---------- DATA SUPPLIED

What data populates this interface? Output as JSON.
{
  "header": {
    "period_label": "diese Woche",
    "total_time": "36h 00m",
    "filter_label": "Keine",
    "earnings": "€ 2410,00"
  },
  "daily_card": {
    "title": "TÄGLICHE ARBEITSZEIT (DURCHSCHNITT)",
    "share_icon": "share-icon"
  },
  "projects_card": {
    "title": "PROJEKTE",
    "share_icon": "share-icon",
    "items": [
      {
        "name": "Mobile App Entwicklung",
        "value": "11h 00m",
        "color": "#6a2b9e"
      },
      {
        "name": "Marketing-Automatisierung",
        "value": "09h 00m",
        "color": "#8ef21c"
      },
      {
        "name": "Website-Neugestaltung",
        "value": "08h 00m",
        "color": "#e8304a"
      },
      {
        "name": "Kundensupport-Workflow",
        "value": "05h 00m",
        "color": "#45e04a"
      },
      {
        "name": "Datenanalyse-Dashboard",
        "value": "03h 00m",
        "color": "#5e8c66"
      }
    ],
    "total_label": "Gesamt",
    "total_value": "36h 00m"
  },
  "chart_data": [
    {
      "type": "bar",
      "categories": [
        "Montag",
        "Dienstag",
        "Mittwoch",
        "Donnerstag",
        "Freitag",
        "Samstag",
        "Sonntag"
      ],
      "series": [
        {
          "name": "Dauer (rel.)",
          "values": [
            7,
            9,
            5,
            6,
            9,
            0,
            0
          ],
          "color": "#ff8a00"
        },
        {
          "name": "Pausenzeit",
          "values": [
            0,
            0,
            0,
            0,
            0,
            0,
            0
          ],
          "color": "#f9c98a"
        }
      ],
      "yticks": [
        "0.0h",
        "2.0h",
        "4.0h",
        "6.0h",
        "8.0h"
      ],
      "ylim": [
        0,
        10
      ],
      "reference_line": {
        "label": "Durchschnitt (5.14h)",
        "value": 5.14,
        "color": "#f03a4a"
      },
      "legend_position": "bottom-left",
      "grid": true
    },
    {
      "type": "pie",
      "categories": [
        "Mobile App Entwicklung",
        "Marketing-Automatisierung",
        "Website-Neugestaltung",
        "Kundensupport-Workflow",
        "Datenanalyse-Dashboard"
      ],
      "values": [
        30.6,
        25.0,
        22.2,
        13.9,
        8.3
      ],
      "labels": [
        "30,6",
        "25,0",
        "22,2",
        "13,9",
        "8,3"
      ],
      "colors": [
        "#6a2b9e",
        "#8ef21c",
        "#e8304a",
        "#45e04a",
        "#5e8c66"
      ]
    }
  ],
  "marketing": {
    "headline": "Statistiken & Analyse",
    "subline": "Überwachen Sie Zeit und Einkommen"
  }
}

--------------------

■ **GOAL**
Each line of the listing above should be output exactly.

■ **RESULT**
What data populates this interface? Output as JSON.
{
  "header": {
    "period_label": "diese Woche",
    "total_time": "36h 00m",
    "filter_label": "Keine",
    "earnings": "€ 2410,00"
  },
  "daily_card": {
    "title": "TÄGLICHE ARBEITSZEIT (DURCHSCHNITT)",
    "share_icon": "share-icon"
  },
  "projects_card": {
    "title": "PROJEKTE",
    "share_icon": "share-icon",
    "items": [
      {
        "name": "Mobile App Entwicklung",
        "value": "11h 00m",
        "color": "#6a2b9e"
      },
      {
        "name": "Marketing-Automatisierung",
        "value": "09h 00m",
        "color": "#8ef21c"
      },
      {
        "name": "Website-Neugestaltung",
        "value": "08h 00m",
        "color": "#e8304a"
      },
      {
        "name": "Kundensupport-Workflow",
        "value": "05h 00m",
        "color": "#45e04a"
      },
      {
        "name": "Datenanalyse-Dashboard",
        "value": "03h 00m",
        "color": "#5e8c66"
      }
    ],
    "total_label": "Gesamt",
    "total_value": "36h 00m"
  },
  "chart_data": [
    {
      "type": "bar",
      "categories": [
        "Montag",
        "Dienstag",
        "Mittwoch",
        "Donnerstag",
        "Freitag",
        "Samstag",
        "Sonntag"
      ],
      "series": [
        {
          "name": "Dauer (rel.)",
          "values": [
            7,
            9,
            5,
            6,
            9,
            0,
            0
          ],
          "color": "#ff8a00"
        },
        {
          "name": "Pausenzeit",
          "values": [
            0,
            0,
            0,
            0,
            0,
            0,
            0
          ],
          "color": "#f9c98a"
        }
      ],
      "yticks": [
        "0.0h",
        "2.0h",
        "4.0h",
        "6.0h",
        "8.0h"
      ],
      "ylim": [
        0,
        10
      ],
      "reference_line": {
        "label": "Durchschnitt (5.14h)",
        "value": 5.14,
        "color": "#f03a4a"
      },
      "legend_position": "bottom-left",
      "grid": true
    },
    {
      "type": "pie",
      "categories": [
        "Mobile App Entwicklung",
        "Marketing-Automatisierung",
        "Website-Neugestaltung",
        "Kundensupport-Workflow",
        "Datenanalyse-Dashboard"
      ],
      "values": [
        30.6,
        25.0,
        22.2,
        13.9,
        8.3
      ],
      "labels": [
        "30,6",
        "25,0",
        "22,2",
        "13,9",
        "8,3"
      ],
      "colors": [
        "#6a2b9e",
        "#8ef21c",
        "#e8304a",
        "#45e04a",
        "#5e8c66"
      ]
    }
  ],
  "marketing": {
    "headline": "Statistiken & Analyse",
    "subline": "Überwachen Sie Zeit und Einkommen"
  }
}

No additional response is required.